— begin Exercise inputs —

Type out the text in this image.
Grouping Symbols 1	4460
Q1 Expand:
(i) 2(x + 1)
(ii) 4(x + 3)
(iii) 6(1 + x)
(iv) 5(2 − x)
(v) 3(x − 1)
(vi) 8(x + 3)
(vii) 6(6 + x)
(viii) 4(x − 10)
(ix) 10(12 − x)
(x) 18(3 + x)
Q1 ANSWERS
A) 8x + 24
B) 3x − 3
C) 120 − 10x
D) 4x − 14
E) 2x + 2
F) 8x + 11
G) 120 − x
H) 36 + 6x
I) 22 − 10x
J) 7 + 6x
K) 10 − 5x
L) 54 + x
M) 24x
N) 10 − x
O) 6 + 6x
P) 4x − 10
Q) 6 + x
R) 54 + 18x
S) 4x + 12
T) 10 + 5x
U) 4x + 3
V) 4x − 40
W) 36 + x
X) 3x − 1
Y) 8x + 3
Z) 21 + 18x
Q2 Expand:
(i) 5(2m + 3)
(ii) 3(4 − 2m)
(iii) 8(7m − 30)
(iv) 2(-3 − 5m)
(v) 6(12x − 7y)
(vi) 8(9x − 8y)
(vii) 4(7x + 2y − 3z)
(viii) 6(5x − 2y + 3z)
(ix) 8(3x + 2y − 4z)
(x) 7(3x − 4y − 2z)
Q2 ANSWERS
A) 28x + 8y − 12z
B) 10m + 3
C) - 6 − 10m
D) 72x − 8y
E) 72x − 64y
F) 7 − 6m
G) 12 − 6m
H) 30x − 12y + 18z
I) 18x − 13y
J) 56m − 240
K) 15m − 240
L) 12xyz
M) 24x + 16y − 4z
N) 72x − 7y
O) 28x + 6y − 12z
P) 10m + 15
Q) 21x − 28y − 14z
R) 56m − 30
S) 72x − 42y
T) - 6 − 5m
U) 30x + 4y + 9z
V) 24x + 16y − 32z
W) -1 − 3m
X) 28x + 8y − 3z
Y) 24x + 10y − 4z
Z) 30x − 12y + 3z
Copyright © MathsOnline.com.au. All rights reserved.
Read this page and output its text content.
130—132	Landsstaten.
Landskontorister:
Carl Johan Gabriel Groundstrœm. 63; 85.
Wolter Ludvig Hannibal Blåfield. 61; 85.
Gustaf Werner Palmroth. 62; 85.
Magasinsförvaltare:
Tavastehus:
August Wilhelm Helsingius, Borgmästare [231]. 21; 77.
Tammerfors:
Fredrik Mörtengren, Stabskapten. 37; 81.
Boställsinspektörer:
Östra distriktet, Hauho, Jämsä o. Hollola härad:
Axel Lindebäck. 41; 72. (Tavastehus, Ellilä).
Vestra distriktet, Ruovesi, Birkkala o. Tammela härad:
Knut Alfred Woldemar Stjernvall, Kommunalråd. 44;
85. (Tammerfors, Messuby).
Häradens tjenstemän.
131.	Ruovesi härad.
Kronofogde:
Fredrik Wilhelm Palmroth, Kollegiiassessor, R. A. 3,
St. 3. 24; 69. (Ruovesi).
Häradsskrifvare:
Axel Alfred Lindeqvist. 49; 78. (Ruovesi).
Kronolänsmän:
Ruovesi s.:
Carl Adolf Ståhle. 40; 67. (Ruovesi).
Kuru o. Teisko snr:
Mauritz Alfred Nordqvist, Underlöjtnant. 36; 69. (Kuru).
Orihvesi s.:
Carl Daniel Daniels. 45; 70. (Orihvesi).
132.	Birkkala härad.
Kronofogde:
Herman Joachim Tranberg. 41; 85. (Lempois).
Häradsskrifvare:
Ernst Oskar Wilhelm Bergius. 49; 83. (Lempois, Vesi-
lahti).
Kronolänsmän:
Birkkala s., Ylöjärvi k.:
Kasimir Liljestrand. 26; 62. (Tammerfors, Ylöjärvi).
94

— end Exercise inputs —

What is expected:
Select all lines in the listing that include the word "Ruovesi".

In response:
Vestra distriktet, Ruovesi, Birkkala o. Tammela härad:
131.	Ruovesi härad.
St. 3. 24; 69. (Ruovesi).
Axel Alfred Lindeqvist. 49; 78. (Ruovesi).
Ruovesi s.:
Carl Adolf Ståhle. 40; 67. (Ruovesi).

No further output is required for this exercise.